### Texte fourni
※ ※ ※
Bénin: refuser de l’argent ou billet “dégradés” désormais passible des peines allant jusqu’à 500 000 FCFA d’amende
L’Assemblée nationale du Bénin a adopté une nouvelle loi réprimant le faux monnayage et les atteintes aux signes monétaires dans l’espace UEMOA. Parmi les dispositions les plus remarquées, le refus de recevoir la monnaie ayant cours légal est désormais sanctionné d’une amende pouvant atteindre 500 000 francs CFA, et la perception d’une commission pour l’échange de billets est punie d’une peine pouvant aller jusqu’à trois ans d’emprisonnement.
Les députés béninois ont adopté une nouvelle loi destinée à réprimer le faux monnayage et les atteintes aux signes monétaires émis par la Banque Centrale des États d’Afrique de l’Ouest (BCEAO). Ce texte, qui s’inscrit dans une démarche d’harmonisation juridique à l’échelle de l’Union Économique et Monétaire Ouest-Africaine, vise à mettre fin à des pratiques préjudiciables à la circulation normale de la monnaie dans la sous-région.
C’est l’une des dispositions les plus concrètes et les plus directement applicables au quotidien des citoyens. L’article 15 de la loi dispose que :« Le refus de recevoir la monnaie ayant cours légal dans un État membre de l’Union, selon la valeur pour laquelle elle a cours, est puni d’une amende de 100 000 francs CFA à 500 000 francs CFA. »
Commerçants, prestataires de services et particuliers sont donc désormais dans l’obligation légale d’accepter tout billet ou pièce en francs CFA en état normal de circulation. Refuser un billet jugé « trop usé » ou « mal en point » expose son auteur à une amende salée.
La prime sur les billets, un délit passible de prison
La pratique qui consiste à exiger une commission pour remettre de la petite monnaie ou échanger des billets contre d’autres coupures est également dans le collimateur de la loi. L’article 16 prévoit des sanctions particulièrement dissuasives :
« La perception d’une commission en contrepartie de la remise de signes monétaires émis par la BCEAO contre d’autres signes monétaires de son émission est punie d’un emprisonnement d’un an à trois ans et d’une amende d’un million de francs CFA à trois millions de francs CFA. »
Une disposition qui vise directement les pratiques informelles de change de billets contre commission, courantes dans certains marchés et espaces commerciaux de la sous-région.
L’article 17 prévoit quant à lui la confiscation systématique des signes monétaires contrefaits ou falsifiés, ainsi que des instruments ayant servi à commettre les infractions visées aux articles 3 à 14 de la loi sauf lorsque ces instruments ont été utilisés à l’insu de leur propriétaire légitime.
Selon les explications fournies lors des débats parlementaires, ces nouvelles incriminations répondent à des pratiques bien documentées qui avaient des « conséquences préjudiciables pour d’autres personnes et des impacts sur la circulation de la monnaie ».
Elles seront désormais harmonisées sur l’ensemble des États membres de l’espace UEMOA, garantissant ainsi une application uniforme du droit monétaire dans la sous-région.
※ ※ ※
### Extrait de données
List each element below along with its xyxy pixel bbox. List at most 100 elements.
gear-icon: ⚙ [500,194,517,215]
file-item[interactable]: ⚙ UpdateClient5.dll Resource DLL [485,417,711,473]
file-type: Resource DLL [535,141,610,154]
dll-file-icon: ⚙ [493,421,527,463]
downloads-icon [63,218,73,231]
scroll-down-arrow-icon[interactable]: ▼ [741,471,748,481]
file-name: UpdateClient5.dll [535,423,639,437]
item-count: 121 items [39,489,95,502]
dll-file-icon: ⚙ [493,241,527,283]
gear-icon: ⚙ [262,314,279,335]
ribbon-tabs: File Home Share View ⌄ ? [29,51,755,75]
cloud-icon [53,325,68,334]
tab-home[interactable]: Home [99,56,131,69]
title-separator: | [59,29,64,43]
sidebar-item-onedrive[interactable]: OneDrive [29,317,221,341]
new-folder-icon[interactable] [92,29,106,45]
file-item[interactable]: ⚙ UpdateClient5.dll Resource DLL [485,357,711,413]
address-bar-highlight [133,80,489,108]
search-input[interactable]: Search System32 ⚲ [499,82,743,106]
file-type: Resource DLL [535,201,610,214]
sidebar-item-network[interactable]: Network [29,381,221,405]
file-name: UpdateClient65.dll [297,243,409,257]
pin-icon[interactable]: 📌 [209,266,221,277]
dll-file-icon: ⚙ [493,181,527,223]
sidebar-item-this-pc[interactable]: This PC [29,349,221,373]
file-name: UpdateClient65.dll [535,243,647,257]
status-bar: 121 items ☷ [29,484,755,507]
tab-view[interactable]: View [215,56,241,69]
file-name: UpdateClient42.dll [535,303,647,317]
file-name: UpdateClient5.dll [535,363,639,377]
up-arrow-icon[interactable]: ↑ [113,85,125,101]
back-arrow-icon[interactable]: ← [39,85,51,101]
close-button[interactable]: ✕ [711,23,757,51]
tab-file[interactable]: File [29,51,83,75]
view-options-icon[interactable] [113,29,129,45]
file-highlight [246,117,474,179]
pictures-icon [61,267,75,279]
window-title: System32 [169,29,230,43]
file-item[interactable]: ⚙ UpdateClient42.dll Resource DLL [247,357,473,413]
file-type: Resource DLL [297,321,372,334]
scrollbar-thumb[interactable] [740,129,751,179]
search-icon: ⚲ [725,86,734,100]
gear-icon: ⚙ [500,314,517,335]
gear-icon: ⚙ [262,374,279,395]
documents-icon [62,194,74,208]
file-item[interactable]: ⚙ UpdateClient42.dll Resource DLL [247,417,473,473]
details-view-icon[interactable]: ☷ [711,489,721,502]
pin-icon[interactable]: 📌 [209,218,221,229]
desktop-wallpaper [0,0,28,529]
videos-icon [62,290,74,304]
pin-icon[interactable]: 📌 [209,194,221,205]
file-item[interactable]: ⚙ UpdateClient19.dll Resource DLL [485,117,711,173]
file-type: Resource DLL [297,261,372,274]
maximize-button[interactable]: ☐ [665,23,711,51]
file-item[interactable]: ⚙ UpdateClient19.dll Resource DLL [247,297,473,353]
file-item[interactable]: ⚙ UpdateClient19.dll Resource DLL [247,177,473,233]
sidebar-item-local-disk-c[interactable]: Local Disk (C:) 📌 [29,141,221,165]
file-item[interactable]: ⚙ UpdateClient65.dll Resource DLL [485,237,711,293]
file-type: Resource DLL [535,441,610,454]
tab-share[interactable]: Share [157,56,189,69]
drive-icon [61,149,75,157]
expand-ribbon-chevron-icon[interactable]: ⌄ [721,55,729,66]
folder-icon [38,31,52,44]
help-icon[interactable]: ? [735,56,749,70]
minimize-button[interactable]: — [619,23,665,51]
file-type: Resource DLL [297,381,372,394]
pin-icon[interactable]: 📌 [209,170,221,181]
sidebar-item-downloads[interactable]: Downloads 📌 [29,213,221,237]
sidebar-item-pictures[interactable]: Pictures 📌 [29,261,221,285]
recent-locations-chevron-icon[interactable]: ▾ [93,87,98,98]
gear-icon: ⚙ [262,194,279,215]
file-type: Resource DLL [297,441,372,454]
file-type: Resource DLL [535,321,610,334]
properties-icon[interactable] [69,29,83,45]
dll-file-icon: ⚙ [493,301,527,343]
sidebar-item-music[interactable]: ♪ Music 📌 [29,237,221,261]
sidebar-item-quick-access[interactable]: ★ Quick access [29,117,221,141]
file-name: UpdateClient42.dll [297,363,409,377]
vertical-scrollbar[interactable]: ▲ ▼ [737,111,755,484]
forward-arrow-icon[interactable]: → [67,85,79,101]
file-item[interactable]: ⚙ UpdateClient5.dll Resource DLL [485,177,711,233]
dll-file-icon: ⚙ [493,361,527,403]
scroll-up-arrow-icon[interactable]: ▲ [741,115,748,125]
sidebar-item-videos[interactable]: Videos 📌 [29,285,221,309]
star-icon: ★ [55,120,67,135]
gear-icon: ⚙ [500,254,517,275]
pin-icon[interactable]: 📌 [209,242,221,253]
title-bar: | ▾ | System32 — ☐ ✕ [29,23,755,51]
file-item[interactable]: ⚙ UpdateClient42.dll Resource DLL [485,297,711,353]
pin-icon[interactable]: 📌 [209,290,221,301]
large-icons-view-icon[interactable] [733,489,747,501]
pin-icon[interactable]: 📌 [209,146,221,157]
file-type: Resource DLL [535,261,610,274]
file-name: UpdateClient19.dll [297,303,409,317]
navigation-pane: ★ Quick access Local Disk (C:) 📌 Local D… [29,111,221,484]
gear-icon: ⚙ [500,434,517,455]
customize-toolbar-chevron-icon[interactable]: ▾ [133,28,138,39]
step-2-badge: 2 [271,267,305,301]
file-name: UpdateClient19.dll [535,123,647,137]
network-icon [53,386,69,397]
※ ※ ※
### Exercices à résoudre
#1 Pouvez-vous recopier fidèlement le passage de l'article sur la loi béninoise contre le faux monnayage, en commençant par « C’est l’une des » et en poursuivant jusqu'à « une amende salée. » ?
#2 Comment traduire en anglais cette phrase de l'article sur la loi béninoise contre le faux monnayage : « Refuser un billet jugé « trop usé » ou « mal en point » expose son auteur à une amende salée. » ?

### Réponses aux exercices
#1
C’est l’une des dispositions les plus concrètes et les plus directement applicables au quotidien des citoyens. L’article 15 de la loi dispose que :« Le refus de recevoir la monnaie ayant cours légal dans un État membre de l’Union, selon la valeur pour laquelle elle a cours, est puni d’une amende de 100 000 francs CFA à 500 000 francs CFA. »
Commerçants, prestataires de services et particuliers sont donc désormais dans l’obligation légale d’accepter tout billet ou pièce en francs CFA en état normal de circulation. Refuser un billet jugé « trop usé » ou « mal en point » expose son auteur à une amende salée.

#2 Refusing a banknote deemed "too worn" or "in bad shape" exposes the person who does so to a hefty fine.